Leaving out every picture, quote the data below exactly as it appears.

■ Data section ■
==*==

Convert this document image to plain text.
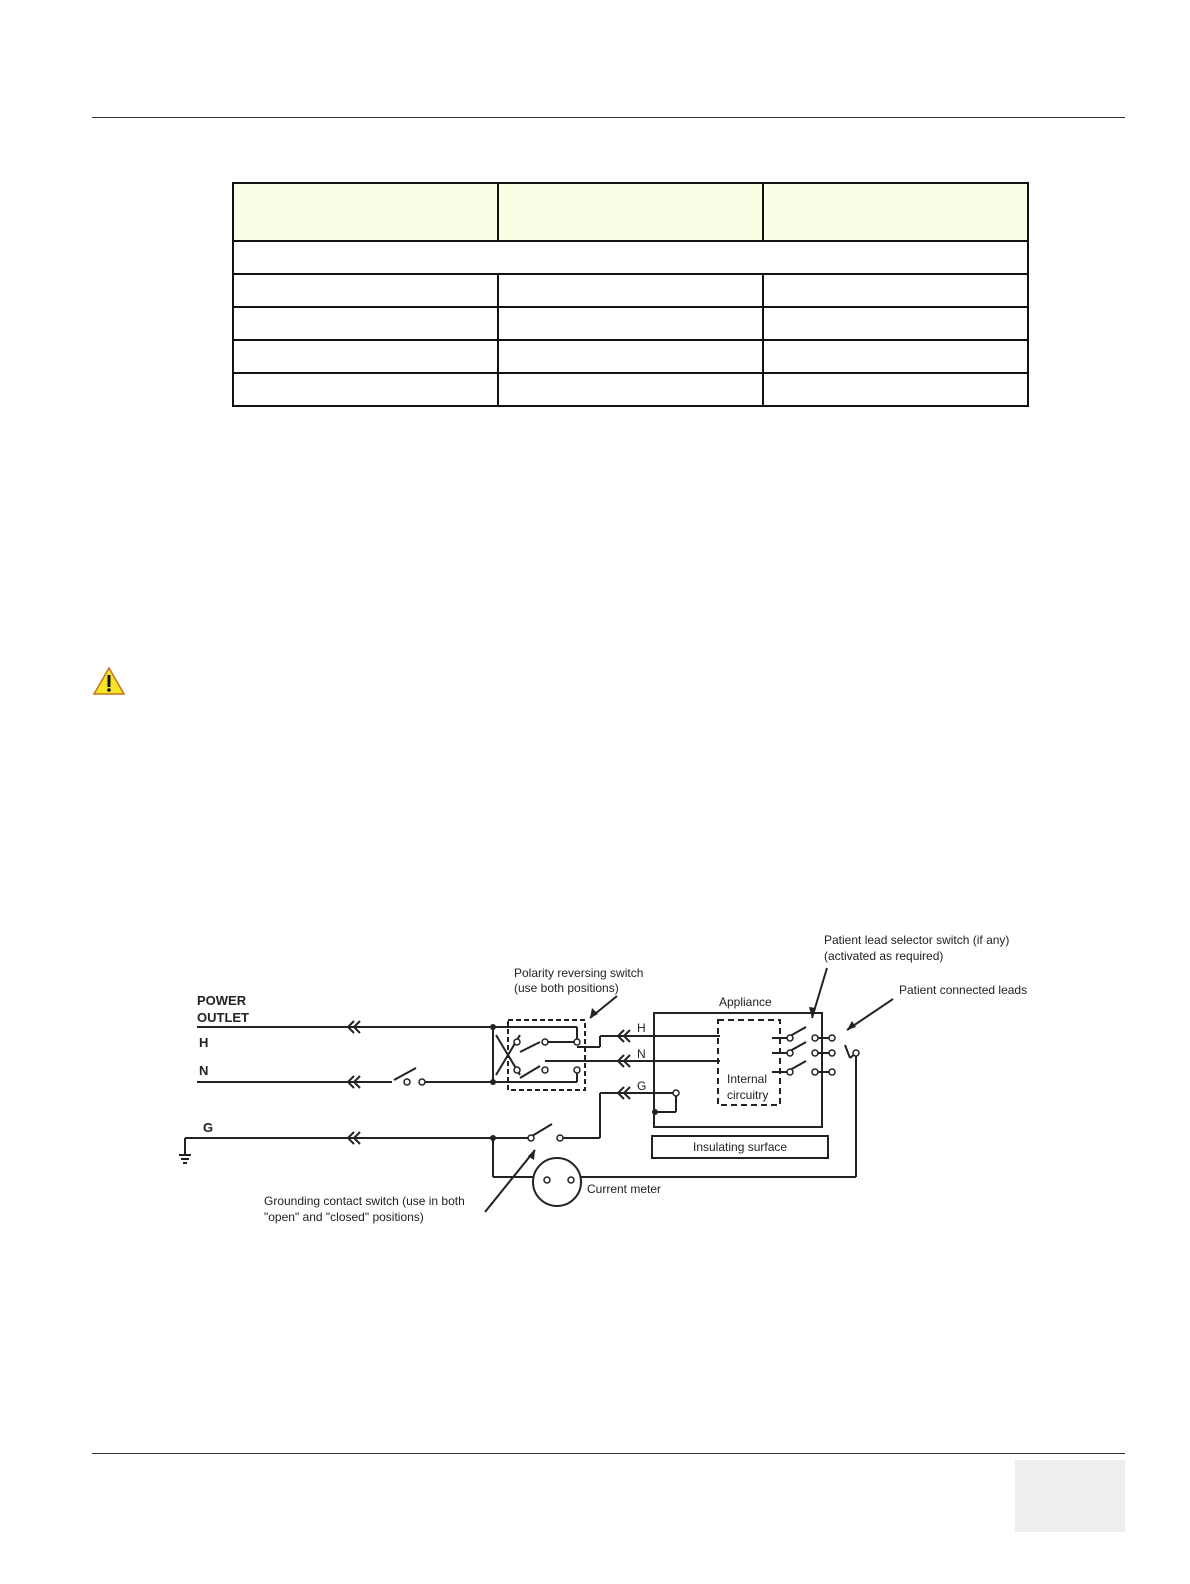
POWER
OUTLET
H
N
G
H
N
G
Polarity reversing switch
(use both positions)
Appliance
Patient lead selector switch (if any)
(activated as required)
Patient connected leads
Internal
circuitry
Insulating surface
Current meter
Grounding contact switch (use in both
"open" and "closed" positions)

==*==

■ Problem solution ■
Convert this document image to plain text.
POWER
OUTLET
H
N
G
H
N
G
Polarity reversing switch
(use both positions)
Appliance
Patient lead selector switch (if any)
(activated as required)
Patient connected leads
Internal
circuitry
Insulating surface
Current meter
Grounding contact switch (use in both
"open" and "closed" positions)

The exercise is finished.